> **Exercise set**
[1] Copy out the entire forum thread about composite array indexes word for word.
[2] In the records, rename "point" to "data-point" across the stretch from the start through the line containing "34, 688, 66]", and write out only that stretch with nothing else altered.

> **Reading text**
* BEGIN *

I would like to create a composite index with information from two arrays in a document - one is an array of strings, the other is an array of objects. Subsequently, I would like to query using values from the string array and fetch the elements/attributes of the other object array.
You can do array indexing on single array. You can create on array index on tags and store users as whole array or fetch the document.
CREATE INDEX ix1 ON default (DISTINCT ARRAY v FOR v IN tags END);
SELECT users FROM default WHERE ANY v IN tags SATISFIES v = "Tags02" END;
Above query does Fetch
CREATE INDEX ix1 ON default (DISTINCT ARRAY v FOR v IN tags END, users);
This will covering query, if users is big it can skip indexing due to index key size limit
I am currently using an index on tags and it helps fetch the count of documents with a given tag quickly (using a query similar to the one you have mentioned)
Yes, users in my document is a fairly deeply nested object (I simplified it a bit here). Fetch on the document reduces the query performance. That is why I was looking to build an index where the specific information that I am interested in is part of the index itself.
Check this index and query make sure it is using covered index. Make sure expression in index and projection exactly same with variable name
CREATE INDEX ix12 ON default (DISTINCT ARRAY v FOR v IN tags END, ARRAY u.alias FOR u IN users.audiance END);
EXPLAIN SELECT ARRAY u.alias FOR u IN users.audiance END FROM default WHERE ANY v IN tags SATISFIES v = "Tags02" END;
CREATE INDEX ix12 ON default (DISTINCT ARRAY v FOR v IN tags END, ARRAY {u.alias,u.name} FOR u IN users.audiance END);
EXPLAIN SELECT ARRAY {u.alias,u.name} FOR u IN users.audiance END FROM default WHERE ANY v IN tags SATISFIES v = "Tags02" END;
I tried the first one. The index creation worked. However the explain plan doesn’t seem to use the index. It use a PrimaryScan (I have a #primary index temporarily) followed by a Fetch. I tried using USE INDEX with no luck.

* END *

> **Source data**
* BEGIN *

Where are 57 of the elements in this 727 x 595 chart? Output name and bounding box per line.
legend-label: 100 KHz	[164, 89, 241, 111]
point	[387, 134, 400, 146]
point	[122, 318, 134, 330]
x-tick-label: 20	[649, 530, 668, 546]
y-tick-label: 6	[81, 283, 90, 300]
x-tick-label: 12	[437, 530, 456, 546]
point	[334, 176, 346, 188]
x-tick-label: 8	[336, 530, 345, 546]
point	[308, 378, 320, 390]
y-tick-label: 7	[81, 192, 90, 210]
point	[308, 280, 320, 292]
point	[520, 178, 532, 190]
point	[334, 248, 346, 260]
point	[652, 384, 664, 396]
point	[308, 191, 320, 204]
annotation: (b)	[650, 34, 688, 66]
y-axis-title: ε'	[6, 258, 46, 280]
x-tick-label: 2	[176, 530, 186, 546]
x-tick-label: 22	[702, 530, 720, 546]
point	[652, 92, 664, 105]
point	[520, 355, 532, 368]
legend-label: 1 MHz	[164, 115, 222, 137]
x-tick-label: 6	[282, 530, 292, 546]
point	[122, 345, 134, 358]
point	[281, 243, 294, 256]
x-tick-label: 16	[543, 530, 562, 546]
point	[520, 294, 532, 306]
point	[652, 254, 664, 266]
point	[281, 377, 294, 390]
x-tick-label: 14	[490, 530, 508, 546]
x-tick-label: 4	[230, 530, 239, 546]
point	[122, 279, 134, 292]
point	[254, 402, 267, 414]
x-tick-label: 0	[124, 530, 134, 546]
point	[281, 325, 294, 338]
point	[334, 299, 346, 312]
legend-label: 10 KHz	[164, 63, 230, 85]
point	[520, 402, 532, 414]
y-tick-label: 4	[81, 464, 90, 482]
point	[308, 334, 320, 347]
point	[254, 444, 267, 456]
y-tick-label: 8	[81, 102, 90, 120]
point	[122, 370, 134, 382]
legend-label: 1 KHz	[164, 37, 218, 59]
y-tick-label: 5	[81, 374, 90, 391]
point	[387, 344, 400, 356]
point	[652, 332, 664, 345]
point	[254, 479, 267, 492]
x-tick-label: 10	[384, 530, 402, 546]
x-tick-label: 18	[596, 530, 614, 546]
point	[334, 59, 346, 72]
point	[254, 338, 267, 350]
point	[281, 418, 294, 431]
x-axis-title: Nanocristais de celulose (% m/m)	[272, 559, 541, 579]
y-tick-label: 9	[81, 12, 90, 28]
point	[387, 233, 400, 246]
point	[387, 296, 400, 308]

* END *

> **Answers given**
[1]
I would like to create a composite index with information from two arrays in a document - one is an array of strings, the other is an array of objects. Subsequently, I would like to query using values from the string array and fetch the elements/attributes of the other object array.
You can do array indexing on single array. You can create on array index on tags and store users as whole array or fetch the document.
CREATE INDEX ix1 ON default (DISTINCT ARRAY v FOR v IN tags END);
SELECT users FROM default WHERE ANY v IN tags SATISFIES v = "Tags02" END;
Above query does Fetch
CREATE INDEX ix1 ON default (DISTINCT ARRAY v FOR v IN tags END, users);
This will covering query, if users is big it can skip indexing due to index key size limit
I am currently using an index on tags and it helps fetch the count of documents with a given tag quickly (using a query similar to the one you have mentioned)
Yes, users in my document is a fairly deeply nested object (I simplified it a bit here). Fetch on the document reduces the query performance. That is why I was looking to build an index where the specific information that I am interested in is part of the index itself.
Check this index and query make sure it is using covered index. Make sure expression in index and projection exactly same with variable name
CREATE INDEX ix12 ON default (DISTINCT ARRAY v FOR v IN tags END, ARRAY u.alias FOR u IN users.audiance END);
EXPLAIN SELECT ARRAY u.alias FOR u IN users.audiance END FROM default WHERE ANY v IN tags SATISFIES v = "Tags02" END;
CREATE INDEX ix12 ON default (DISTINCT ARRAY v FOR v IN tags END, ARRAY {u.alias,u.name} FOR u IN users.audiance END);
EXPLAIN SELECT ARRAY {u.alias,u.name} FOR u IN users.audiance END FROM default WHERE ANY v IN tags SATISFIES v = "Tags02" END;
I tried the first one. The index creation worked. However the explain plan doesn’t seem to use the index. It use a PrimaryScan (I have a #primary index temporarily) followed by a Fetch. I tried using USE INDEX with no luck.

[2]
Where are 57 of the elements in this 727 x 595 chart? Output name and bounding box per line.
legend-label: 100 KHz	[164, 89, 241, 111]
data-point	[387, 134, 400, 146]
data-point	[122, 318, 134, 330]
x-tick-label: 20	[649, 530, 668, 546]
y-tick-label: 6	[81, 283, 90, 300]
x-tick-label: 12	[437, 530, 456, 546]
data-point	[334, 176, 346, 188]
x-tick-label: 8	[336, 530, 345, 546]
data-point	[308, 378, 320, 390]
y-tick-label: 7	[81, 192, 90, 210]
data-point	[308, 280, 320, 292]
data-point	[520, 178, 532, 190]
data-point	[334, 248, 346, 260]
data-point	[652, 384, 664, 396]
data-point	[308, 191, 320, 204]
annotation: (b)	[650, 34, 688, 66]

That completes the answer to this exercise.